## START Input

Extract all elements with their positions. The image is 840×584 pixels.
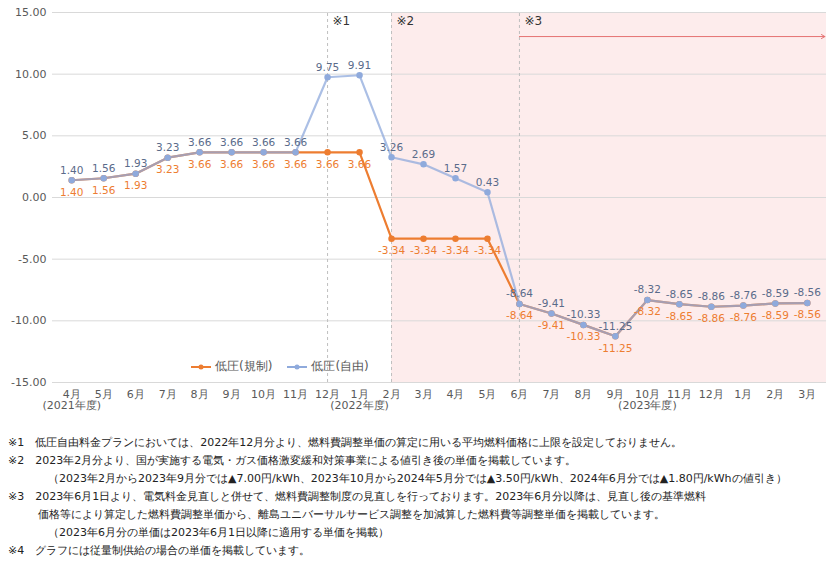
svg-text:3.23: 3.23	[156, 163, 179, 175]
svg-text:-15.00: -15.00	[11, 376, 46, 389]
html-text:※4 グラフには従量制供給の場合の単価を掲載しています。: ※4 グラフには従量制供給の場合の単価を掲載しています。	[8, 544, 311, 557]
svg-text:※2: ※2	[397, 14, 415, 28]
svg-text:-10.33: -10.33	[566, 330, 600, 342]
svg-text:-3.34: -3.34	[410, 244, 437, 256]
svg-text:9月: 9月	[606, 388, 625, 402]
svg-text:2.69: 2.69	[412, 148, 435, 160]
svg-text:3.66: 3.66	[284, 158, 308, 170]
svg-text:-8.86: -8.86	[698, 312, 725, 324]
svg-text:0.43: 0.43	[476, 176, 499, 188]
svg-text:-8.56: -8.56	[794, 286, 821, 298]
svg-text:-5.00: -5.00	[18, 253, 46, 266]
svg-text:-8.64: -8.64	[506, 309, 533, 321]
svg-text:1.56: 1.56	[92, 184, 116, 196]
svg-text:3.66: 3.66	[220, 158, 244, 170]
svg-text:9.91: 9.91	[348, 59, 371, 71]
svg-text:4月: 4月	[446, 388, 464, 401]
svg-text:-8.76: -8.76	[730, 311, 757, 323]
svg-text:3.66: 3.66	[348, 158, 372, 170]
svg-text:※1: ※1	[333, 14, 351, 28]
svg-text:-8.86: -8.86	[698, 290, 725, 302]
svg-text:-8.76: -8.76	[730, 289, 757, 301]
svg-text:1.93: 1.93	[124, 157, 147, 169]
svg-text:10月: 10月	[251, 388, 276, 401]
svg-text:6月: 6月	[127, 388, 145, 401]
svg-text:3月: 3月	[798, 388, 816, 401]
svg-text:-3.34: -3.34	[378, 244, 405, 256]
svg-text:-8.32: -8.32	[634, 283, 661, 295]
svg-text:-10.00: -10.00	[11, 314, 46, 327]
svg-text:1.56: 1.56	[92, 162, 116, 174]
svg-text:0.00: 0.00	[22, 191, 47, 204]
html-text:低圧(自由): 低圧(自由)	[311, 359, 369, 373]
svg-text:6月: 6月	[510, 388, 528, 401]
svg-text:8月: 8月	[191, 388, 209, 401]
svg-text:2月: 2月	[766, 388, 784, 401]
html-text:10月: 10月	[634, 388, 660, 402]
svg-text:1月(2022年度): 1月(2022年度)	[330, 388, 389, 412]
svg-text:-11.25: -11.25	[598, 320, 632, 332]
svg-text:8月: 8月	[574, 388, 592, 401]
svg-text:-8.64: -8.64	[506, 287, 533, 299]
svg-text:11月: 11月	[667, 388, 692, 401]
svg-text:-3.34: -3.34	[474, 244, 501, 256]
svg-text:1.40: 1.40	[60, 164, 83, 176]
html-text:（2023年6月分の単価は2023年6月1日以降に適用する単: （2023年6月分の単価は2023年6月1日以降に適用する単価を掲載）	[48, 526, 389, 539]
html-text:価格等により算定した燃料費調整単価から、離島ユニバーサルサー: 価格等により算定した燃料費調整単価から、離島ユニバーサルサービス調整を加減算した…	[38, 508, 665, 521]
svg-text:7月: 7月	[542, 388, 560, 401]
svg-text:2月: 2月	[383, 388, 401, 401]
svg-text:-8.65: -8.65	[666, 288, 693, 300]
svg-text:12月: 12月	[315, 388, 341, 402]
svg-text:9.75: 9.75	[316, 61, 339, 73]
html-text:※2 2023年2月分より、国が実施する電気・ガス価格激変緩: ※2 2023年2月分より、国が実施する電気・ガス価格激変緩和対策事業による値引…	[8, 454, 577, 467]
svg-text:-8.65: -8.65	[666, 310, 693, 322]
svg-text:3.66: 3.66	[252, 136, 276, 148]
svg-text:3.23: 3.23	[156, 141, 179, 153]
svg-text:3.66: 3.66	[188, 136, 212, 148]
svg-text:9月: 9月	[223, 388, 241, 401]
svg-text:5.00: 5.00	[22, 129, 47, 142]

## END Input

**What this task involves**
Pull out each line of the listing that contains the string "html", matching case exactly.

**Exercise answer**
html-text:※4 グラフには従量制供給の場合の単価を掲載しています。: ※4 グラフには従量制供給の場合の単価を掲載しています。	[8, 544, 311, 557]
html-text:低圧(自由): 低圧(自由)	[311, 359, 369, 373]
html-text:10月: 10月	[634, 388, 660, 402]
html-text:（2023年6月分の単価は2023年6月1日以降に適用する単: （2023年6月分の単価は2023年6月1日以降に適用する単価を掲載）	[48, 526, 389, 539]
html-text:価格等により算定した燃料費調整単価から、離島ユニバーサルサー: 価格等により算定した燃料費調整単価から、離島ユニバーサルサービス調整を加減算した…	[38, 508, 665, 521]
html-text:※2 2023年2月分より、国が実施する電気・ガス価格激変緩: ※2 2023年2月分より、国が実施する電気・ガス価格激変緩和対策事業による値引…	[8, 454, 577, 467]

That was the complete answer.